━━ Task inputs ━━

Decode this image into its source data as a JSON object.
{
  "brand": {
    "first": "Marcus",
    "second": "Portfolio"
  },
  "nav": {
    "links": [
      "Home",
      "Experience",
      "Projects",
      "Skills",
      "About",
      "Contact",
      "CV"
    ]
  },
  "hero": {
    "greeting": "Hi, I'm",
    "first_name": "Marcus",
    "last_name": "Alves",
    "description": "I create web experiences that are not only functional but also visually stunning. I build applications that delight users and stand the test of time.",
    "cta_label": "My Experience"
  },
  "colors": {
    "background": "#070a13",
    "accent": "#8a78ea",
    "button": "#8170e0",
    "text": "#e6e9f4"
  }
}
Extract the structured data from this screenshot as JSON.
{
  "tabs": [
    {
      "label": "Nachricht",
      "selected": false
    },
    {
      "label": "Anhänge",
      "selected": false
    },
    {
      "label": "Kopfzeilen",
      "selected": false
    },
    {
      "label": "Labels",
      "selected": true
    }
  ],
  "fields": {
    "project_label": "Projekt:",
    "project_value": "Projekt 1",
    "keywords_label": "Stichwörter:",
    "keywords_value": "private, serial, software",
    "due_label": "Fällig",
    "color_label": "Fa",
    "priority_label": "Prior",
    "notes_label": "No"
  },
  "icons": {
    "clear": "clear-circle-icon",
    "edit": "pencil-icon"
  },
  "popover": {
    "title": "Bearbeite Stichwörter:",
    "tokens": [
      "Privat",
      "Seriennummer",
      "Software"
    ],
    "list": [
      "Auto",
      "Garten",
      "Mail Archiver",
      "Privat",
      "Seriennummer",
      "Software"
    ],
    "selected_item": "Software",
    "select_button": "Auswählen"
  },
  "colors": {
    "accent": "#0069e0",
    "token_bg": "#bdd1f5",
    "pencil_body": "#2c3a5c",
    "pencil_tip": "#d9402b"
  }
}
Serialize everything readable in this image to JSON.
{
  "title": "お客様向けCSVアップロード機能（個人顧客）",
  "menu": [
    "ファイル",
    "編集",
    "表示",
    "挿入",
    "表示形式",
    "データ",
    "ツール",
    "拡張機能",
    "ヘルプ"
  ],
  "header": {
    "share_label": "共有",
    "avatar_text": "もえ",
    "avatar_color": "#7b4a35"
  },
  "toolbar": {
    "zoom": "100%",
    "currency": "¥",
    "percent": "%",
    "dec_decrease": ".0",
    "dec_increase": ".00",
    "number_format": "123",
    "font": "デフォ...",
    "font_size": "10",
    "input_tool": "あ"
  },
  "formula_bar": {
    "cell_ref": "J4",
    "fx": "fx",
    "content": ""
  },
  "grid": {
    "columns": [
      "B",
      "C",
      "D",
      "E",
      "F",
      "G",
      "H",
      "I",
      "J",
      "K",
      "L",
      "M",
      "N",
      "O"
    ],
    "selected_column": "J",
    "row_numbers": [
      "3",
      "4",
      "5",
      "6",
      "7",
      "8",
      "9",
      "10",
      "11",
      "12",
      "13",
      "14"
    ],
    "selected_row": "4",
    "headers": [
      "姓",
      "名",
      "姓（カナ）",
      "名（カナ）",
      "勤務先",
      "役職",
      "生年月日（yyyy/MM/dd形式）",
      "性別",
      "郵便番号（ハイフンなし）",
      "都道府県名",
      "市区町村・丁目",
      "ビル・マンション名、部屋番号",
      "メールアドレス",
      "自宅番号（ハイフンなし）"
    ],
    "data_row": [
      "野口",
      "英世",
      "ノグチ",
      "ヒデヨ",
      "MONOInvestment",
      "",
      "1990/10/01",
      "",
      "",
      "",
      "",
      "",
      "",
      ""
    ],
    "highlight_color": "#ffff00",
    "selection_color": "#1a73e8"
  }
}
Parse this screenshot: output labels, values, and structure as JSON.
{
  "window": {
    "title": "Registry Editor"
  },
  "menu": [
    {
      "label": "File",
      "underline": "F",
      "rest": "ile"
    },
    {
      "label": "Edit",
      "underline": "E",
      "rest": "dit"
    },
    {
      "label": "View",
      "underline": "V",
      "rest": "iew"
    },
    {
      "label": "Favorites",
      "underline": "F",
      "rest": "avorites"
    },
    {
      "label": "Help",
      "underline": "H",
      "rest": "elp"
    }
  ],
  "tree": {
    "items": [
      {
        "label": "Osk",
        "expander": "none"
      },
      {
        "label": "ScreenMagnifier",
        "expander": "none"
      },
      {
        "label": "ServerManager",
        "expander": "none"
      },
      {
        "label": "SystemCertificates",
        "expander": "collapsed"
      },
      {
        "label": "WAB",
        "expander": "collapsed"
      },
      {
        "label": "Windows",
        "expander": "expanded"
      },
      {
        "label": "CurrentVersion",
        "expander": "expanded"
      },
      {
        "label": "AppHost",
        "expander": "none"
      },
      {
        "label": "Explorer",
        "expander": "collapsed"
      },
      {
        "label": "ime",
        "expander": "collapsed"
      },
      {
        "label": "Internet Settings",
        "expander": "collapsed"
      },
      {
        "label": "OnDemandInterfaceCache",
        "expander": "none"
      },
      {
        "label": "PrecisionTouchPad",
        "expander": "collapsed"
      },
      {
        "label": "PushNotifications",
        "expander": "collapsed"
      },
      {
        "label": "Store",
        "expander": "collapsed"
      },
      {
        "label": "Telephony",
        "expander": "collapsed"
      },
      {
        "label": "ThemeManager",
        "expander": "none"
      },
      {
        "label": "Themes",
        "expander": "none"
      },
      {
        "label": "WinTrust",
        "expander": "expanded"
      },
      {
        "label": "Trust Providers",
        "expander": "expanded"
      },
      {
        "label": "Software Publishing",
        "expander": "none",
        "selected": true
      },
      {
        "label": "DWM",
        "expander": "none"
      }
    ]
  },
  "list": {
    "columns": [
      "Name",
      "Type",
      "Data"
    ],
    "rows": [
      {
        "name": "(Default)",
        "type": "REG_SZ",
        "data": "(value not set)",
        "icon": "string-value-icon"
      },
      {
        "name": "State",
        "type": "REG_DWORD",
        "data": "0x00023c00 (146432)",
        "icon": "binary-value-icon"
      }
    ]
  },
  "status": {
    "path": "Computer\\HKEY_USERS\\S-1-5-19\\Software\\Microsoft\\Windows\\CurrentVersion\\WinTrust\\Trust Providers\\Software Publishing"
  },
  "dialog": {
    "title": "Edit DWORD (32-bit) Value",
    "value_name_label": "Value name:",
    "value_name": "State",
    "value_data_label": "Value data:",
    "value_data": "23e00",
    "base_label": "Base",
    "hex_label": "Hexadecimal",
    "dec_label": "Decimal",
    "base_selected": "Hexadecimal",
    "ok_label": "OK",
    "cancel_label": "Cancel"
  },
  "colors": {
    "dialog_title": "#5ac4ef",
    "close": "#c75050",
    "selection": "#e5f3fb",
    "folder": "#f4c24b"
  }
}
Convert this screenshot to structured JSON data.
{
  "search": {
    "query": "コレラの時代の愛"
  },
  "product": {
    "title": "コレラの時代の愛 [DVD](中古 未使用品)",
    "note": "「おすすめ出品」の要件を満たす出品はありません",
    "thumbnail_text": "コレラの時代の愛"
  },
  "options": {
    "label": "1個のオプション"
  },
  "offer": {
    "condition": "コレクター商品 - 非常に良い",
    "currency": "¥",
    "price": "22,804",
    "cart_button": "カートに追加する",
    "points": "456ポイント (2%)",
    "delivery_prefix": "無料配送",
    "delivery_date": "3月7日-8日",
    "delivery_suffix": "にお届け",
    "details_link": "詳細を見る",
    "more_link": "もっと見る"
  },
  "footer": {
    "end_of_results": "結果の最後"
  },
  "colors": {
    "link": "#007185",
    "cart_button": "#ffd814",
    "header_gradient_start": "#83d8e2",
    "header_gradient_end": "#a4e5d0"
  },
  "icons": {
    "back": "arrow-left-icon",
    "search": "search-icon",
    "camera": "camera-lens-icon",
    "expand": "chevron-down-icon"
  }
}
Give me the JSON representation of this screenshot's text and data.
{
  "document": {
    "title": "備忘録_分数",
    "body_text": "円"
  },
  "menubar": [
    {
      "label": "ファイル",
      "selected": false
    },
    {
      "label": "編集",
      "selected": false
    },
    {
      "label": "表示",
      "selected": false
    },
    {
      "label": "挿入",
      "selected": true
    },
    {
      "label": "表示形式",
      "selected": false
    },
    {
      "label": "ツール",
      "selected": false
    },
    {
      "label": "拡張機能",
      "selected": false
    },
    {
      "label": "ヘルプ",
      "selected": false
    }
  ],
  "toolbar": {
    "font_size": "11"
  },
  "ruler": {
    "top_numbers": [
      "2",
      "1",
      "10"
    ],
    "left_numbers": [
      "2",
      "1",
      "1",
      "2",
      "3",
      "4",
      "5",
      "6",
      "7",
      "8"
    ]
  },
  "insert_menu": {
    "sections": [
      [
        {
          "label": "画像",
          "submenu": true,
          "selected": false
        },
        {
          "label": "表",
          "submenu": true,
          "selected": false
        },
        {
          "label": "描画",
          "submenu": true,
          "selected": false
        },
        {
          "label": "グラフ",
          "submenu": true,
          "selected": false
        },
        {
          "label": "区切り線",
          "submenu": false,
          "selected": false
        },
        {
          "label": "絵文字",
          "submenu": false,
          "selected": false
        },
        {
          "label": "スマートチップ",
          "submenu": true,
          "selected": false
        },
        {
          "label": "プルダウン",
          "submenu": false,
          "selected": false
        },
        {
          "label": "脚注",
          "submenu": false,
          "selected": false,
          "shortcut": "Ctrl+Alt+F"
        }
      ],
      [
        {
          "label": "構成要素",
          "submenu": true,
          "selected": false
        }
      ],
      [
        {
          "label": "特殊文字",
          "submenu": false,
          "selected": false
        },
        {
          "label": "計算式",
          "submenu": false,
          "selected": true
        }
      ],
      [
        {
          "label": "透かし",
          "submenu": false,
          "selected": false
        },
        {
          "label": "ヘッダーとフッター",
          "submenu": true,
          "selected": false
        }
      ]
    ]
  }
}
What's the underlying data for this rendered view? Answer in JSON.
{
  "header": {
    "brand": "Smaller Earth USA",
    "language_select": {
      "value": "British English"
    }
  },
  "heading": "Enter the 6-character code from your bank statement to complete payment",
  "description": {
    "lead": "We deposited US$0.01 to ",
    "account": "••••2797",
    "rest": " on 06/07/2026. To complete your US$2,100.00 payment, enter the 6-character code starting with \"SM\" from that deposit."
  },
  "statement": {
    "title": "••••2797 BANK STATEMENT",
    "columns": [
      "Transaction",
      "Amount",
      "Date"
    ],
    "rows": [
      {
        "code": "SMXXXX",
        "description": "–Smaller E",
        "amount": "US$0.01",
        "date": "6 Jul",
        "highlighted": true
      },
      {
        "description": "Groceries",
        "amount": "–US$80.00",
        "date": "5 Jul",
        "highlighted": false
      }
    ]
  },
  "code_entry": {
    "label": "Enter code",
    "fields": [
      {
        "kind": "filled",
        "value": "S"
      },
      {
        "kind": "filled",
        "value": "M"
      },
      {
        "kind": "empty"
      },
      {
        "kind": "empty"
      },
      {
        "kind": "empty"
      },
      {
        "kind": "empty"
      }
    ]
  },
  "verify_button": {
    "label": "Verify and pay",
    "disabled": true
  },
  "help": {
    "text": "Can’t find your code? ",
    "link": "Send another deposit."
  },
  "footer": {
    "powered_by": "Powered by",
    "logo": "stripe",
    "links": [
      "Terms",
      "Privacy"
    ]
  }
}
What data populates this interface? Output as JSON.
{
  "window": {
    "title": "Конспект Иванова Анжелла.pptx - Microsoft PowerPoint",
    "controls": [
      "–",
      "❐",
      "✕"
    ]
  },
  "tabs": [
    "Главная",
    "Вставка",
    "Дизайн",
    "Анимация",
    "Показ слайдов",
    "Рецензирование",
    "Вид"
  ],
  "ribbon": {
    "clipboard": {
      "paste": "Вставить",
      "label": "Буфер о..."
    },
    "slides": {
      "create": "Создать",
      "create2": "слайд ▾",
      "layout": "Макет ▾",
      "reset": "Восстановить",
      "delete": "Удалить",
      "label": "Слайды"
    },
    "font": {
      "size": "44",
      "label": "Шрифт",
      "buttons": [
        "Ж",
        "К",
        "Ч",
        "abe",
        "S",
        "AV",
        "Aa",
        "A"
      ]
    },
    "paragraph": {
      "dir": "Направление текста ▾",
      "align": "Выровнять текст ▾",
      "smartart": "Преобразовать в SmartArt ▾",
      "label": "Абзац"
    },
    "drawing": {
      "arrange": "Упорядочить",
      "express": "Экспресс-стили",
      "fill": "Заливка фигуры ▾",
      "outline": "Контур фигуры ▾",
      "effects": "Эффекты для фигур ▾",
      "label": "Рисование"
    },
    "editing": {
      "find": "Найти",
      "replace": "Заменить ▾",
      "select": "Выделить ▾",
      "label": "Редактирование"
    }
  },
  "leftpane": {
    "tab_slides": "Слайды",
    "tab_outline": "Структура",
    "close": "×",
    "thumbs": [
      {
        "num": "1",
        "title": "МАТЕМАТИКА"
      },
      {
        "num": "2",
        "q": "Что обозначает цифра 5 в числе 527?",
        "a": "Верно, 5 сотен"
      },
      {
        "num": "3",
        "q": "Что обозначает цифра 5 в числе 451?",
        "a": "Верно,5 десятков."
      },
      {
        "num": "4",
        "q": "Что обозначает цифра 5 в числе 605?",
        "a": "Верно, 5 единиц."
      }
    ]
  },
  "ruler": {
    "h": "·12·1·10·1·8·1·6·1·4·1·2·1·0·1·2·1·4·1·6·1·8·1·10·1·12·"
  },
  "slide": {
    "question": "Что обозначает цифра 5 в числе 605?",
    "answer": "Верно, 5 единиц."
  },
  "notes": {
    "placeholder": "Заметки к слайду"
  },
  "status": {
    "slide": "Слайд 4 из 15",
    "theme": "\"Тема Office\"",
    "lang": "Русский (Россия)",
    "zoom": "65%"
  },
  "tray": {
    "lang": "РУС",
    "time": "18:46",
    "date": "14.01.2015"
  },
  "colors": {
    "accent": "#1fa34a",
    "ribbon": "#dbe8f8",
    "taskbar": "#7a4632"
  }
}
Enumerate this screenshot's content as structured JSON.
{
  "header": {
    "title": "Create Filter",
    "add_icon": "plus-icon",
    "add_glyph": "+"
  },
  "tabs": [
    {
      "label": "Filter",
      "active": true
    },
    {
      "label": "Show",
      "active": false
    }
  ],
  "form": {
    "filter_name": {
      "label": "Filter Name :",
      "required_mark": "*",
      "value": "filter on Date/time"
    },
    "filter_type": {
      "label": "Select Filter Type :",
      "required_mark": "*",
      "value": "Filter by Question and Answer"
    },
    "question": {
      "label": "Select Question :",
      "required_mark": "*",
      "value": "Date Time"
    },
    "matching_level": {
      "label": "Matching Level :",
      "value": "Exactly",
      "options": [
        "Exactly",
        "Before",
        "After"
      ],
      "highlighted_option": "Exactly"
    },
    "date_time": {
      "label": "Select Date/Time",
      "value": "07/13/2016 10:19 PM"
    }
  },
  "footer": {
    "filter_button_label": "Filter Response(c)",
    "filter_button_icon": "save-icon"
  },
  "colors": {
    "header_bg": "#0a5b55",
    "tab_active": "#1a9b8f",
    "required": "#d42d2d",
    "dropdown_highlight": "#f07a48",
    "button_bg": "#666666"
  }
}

━━━

Brief
Repeat, without changes, every line from the one that contains "Enumerate this screenshot's" through the final line of the data.

The completed task
Enumerate this screenshot's content as structured JSON.
{
  "header": {
    "title": "Create Filter",
    "add_icon": "plus-icon",
    "add_glyph": "+"
  },
  "tabs": [
    {
      "label": "Filter",
      "active": true
    },
    {
      "label": "Show",
      "active": false
    }
  ],
  "form": {
    "filter_name": {
      "label": "Filter Name :",
      "required_mark": "*",
      "value": "filter on Date/time"
    },
    "filter_type": {
      "label": "Select Filter Type :",
      "required_mark": "*",
      "value": "Filter by Question and Answer"
    },
    "question": {
      "label": "Select Question :",
      "required_mark": "*",
      "value": "Date Time"
    },
    "matching_level": {
      "label": "Matching Level :",
      "value": "Exactly",
      "options": [
        "Exactly",
        "Before",
        "After"
      ],
      "highlighted_option": "Exactly"
    },
    "date_time": {
      "label": "Select Date/Time",
      "value": "07/13/2016 10:19 PM"
    }
  },
  "footer": {
    "filter_button_label": "Filter Response(c)",
    "filter_button_icon": "save-icon"
  },
  "colors": {
    "header_bg": "#0a5b55",
    "tab_active": "#1a9b8f",
    "required": "#d42d2d",
    "dropdown_highlight": "#f07a48",
    "button_bg": "#666666"
  }
}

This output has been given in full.